Goal of the exercise: The records that follow must be reproduced in full, exactly as written.

— Start Dataset entries —

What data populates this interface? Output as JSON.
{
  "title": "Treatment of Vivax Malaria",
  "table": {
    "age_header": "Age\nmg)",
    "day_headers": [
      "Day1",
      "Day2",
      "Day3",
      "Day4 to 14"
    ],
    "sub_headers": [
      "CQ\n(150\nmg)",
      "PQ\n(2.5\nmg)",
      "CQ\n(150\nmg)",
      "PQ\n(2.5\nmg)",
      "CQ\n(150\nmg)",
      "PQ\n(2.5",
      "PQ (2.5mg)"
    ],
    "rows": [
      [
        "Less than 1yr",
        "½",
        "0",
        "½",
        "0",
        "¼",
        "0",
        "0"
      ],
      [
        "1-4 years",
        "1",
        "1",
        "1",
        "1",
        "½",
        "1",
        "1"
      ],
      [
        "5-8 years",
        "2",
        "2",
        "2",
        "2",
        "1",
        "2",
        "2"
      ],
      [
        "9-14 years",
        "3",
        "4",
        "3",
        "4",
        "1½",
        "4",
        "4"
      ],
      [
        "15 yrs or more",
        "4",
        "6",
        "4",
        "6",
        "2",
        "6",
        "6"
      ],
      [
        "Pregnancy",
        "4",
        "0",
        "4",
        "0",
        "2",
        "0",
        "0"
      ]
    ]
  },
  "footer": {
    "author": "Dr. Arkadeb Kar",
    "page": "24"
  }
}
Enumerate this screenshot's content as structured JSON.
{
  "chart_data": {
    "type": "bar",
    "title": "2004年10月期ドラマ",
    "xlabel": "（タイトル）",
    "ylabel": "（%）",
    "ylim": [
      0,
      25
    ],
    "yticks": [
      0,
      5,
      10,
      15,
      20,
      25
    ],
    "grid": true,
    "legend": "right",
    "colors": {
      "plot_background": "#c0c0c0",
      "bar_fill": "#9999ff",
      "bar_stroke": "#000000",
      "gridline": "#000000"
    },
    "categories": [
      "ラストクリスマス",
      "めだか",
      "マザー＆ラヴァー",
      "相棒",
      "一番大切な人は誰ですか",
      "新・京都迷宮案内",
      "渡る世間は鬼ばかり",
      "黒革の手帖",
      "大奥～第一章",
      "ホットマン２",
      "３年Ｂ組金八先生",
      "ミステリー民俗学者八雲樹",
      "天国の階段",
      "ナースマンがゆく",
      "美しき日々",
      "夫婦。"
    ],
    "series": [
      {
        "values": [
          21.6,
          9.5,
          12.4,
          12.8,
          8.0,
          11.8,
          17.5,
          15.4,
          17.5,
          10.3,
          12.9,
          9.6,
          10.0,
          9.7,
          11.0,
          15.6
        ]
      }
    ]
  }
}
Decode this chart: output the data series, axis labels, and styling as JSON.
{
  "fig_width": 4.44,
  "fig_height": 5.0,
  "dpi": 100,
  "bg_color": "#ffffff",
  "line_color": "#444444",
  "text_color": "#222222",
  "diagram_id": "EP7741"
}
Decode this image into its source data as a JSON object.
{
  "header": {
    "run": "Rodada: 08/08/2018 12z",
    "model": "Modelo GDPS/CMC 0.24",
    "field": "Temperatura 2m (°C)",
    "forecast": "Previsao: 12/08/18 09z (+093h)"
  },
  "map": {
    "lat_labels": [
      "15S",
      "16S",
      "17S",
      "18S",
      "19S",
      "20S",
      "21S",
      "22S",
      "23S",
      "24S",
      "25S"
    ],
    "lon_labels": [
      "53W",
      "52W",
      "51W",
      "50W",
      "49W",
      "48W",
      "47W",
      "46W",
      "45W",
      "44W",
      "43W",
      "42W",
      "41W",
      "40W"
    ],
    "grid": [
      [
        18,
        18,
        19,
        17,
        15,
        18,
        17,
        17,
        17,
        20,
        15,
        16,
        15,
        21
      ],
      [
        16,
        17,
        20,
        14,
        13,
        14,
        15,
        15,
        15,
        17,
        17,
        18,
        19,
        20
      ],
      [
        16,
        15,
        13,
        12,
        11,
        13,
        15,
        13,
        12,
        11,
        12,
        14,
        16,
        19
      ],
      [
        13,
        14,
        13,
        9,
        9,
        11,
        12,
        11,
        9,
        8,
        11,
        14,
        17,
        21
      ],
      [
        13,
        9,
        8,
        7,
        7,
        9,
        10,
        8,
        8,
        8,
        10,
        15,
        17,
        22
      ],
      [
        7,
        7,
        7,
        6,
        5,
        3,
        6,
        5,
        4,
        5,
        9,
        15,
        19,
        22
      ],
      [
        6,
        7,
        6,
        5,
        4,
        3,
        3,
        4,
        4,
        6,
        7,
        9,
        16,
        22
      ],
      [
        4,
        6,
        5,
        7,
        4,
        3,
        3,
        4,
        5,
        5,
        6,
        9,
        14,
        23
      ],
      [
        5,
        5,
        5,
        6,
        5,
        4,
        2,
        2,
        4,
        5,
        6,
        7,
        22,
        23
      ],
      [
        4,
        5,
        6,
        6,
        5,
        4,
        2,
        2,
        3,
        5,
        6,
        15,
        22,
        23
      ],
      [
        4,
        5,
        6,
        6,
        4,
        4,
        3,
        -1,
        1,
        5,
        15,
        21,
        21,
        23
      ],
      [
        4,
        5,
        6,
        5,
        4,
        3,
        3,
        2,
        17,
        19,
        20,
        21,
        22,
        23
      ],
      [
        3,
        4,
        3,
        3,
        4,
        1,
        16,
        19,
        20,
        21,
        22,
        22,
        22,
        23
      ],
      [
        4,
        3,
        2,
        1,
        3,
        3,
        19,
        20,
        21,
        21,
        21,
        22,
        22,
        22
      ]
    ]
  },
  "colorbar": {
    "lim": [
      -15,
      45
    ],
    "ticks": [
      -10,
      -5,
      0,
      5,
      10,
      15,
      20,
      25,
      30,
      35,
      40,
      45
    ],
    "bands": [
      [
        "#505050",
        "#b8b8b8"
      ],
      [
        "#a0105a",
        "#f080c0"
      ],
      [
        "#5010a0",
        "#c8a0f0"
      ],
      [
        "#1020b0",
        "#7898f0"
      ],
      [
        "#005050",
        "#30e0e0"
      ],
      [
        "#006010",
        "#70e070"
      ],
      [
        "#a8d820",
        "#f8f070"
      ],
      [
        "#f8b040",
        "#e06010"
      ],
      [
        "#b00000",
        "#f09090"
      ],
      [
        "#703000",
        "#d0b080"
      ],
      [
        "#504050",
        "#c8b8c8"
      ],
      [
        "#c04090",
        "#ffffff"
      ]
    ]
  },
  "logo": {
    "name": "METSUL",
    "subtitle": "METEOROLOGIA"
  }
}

— End Dataset entries —

Correct output:
What data populates this interface? Output as JSON.
{
  "title": "Treatment of Vivax Malaria",
  "table": {
    "age_header": "Age\nmg)",
    "day_headers": [
      "Day1",
      "Day2",
      "Day3",
      "Day4 to 14"
    ],
    "sub_headers": [
      "CQ\n(150\nmg)",
      "PQ\n(2.5\nmg)",
      "CQ\n(150\nmg)",
      "PQ\n(2.5\nmg)",
      "CQ\n(150\nmg)",
      "PQ\n(2.5",
      "PQ (2.5mg)"
    ],
    "rows": [
      [
        "Less than 1yr",
        "½",
        "0",
        "½",
        "0",
        "¼",
        "0",
        "0"
      ],
      [
        "1-4 years",
        "1",
        "1",
        "1",
        "1",
        "½",
        "1",
        "1"
      ],
      [
        "5-8 years",
        "2",
        "2",
        "2",
        "2",
        "1",
        "2",
        "2"
      ],
      [
        "9-14 years",
        "3",
        "4",
        "3",
        "4",
        "1½",
        "4",
        "4"
      ],
      [
        "15 yrs or more",
        "4",
        "6",
        "4",
        "6",
        "2",
        "6",
        "6"
      ],
      [
        "Pregnancy",
        "4",
        "0",
        "4",
        "0",
        "2",
        "0",
        "0"
      ]
    ]
  },
  "footer": {
    "author": "Dr. Arkadeb Kar",
    "page": "24"
  }
}
Enumerate this screenshot's content as structured JSON.
{
  "chart_data": {
    "type": "bar",
    "title": "2004年10月期ドラマ",
    "xlabel": "（タイトル）",
    "ylabel": "（%）",
    "ylim": [
      0,
      25
    ],
    "yticks": [
      0,
      5,
      10,
      15,
      20,
      25
    ],
    "grid": true,
    "legend": "right",
    "colors": {
      "plot_background": "#c0c0c0",
      "bar_fill": "#9999ff",
      "bar_stroke": "#000000",
      "gridline": "#000000"
    },
    "categories": [
      "ラストクリスマス",
      "めだか",
      "マザー＆ラヴァー",
      "相棒",
      "一番大切な人は誰ですか",
      "新・京都迷宮案内",
      "渡る世間は鬼ばかり",
      "黒革の手帖",
      "大奥～第一章",
      "ホットマン２",
      "３年Ｂ組金八先生",
      "ミステリー民俗学者八雲樹",
      "天国の階段",
      "ナースマンがゆく",
      "美しき日々",
      "夫婦。"
    ],
    "series": [
      {
        "values": [
          21.6,
          9.5,
          12.4,
          12.8,
          8.0,
          11.8,
          17.5,
          15.4,
          17.5,
          10.3,
          12.9,
          9.6,
          10.0,
          9.7,
          11.0,
          15.6
        ]
      }
    ]
  }
}
Decode this chart: output the data series, axis labels, and styling as JSON.
{
  "fig_width": 4.44,
  "fig_height": 5.0,
  "dpi": 100,
  "bg_color": "#ffffff",
  "line_color": "#444444",
  "text_color": "#222222",
  "diagram_id": "EP7741"
}
Decode this image into its source data as a JSON object.
{
  "header": {
    "run": "Rodada: 08/08/2018 12z",
    "model": "Modelo GDPS/CMC 0.24",
    "field": "Temperatura 2m (°C)",
    "forecast": "Previsao: 12/08/18 09z (+093h)"
  },
  "map": {
    "lat_labels": [
      "15S",
      "16S",
      "17S",
      "18S",
      "19S",
      "20S",
      "21S",
      "22S",
      "23S",
      "24S",
      "25S"
    ],
    "lon_labels": [
      "53W",
      "52W",
      "51W",
      "50W",
      "49W",
      "48W",
      "47W",
      "46W",
      "45W",
      "44W",
      "43W",
      "42W",
      "41W",
      "40W"
    ],
    "grid": [
      [
        18,
        18,
        19,
        17,
        15,
        18,
        17,
        17,
        17,
        20,
        15,
        16,
        15,
        21
      ],
      [
        16,
        17,
        20,
        14,
        13,
        14,
        15,
        15,
        15,
        17,
        17,
        18,
        19,
        20
      ],
      [
        16,
        15,
        13,
        12,
        11,
        13,
        15,
        13,
        12,
        11,
        12,
        14,
        16,
        19
      ],
      [
        13,
        14,
        13,
        9,
        9,
        11,
        12,
        11,
        9,
        8,
        11,
        14,
        17,
        21
      ],
      [
        13,
        9,
        8,
        7,
        7,
        9,
        10,
        8,
        8,
        8,
        10,
        15,
        17,
        22
      ],
      [
        7,
        7,
        7,
        6,
        5,
        3,
        6,
        5,
        4,
        5,
        9,
        15,
        19,
        22
      ],
      [
        6,
        7,
        6,
        5,
        4,
        3,
        3,
        4,
        4,
        6,
        7,
        9,
        16,
        22
      ],
      [
        4,
        6,
        5,
        7,
        4,
        3,
        3,
        4,
        5,
        5,
        6,
        9,
        14,
        23
      ],
      [
        5,
        5,
        5,
        6,
        5,
        4,
        2,
        2,
        4,
        5,
        6,
        7,
        22,
        23
      ],
      [
        4,
        5,
        6,
        6,
        5,
        4,
        2,
        2,
        3,
        5,
        6,
        15,
        22,
        23
      ],
      [
        4,
        5,
        6,
        6,
        4,
        4,
        3,
        -1,
        1,
        5,
        15,
        21,
        21,
        23
      ],
      [
        4,
        5,
        6,
        5,
        4,
        3,
        3,
        2,
        17,
        19,
        20,
        21,
        22,
        23
      ],
      [
        3,
        4,
        3,
        3,
        4,
        1,
        16,
        19,
        20,
        21,
        22,
        22,
        22,
        23
      ],
      [
        4,
        3,
        2,
        1,
        3,
        3,
        19,
        20,
        21,
        21,
        21,
        22,
        22,
        22
      ]
    ]
  },
  "colorbar": {
    "lim": [
      -15,
      45
    ],
    "ticks": [
      -10,
      -5,
      0,
      5,
      10,
      15,
      20,
      25,
      30,
      35,
      40,
      45
    ],
    "bands": [
      [
        "#505050",
        "#b8b8b8"
      ],
      [
        "#a0105a",
        "#f080c0"
      ],
      [
        "#5010a0",
        "#c8a0f0"
      ],
      [
        "#1020b0",
        "#7898f0"
      ],
      [
        "#005050",
        "#30e0e0"
      ],
      [
        "#006010",
        "#70e070"
      ],
      [
        "#a8d820",
        "#f8f070"
      ],
      [
        "#f8b040",
        "#e06010"
      ],
      [
        "#b00000",
        "#f09090"
      ],
      [
        "#703000",
        "#d0b080"
      ],
      [
        "#504050",
        "#c8b8c8"
      ],
      [
        "#c04090",
        "#ffffff"
      ]
    ]
  },
  "logo": {
    "name": "METSUL",
    "subtitle": "METEOROLOGIA"
  }
}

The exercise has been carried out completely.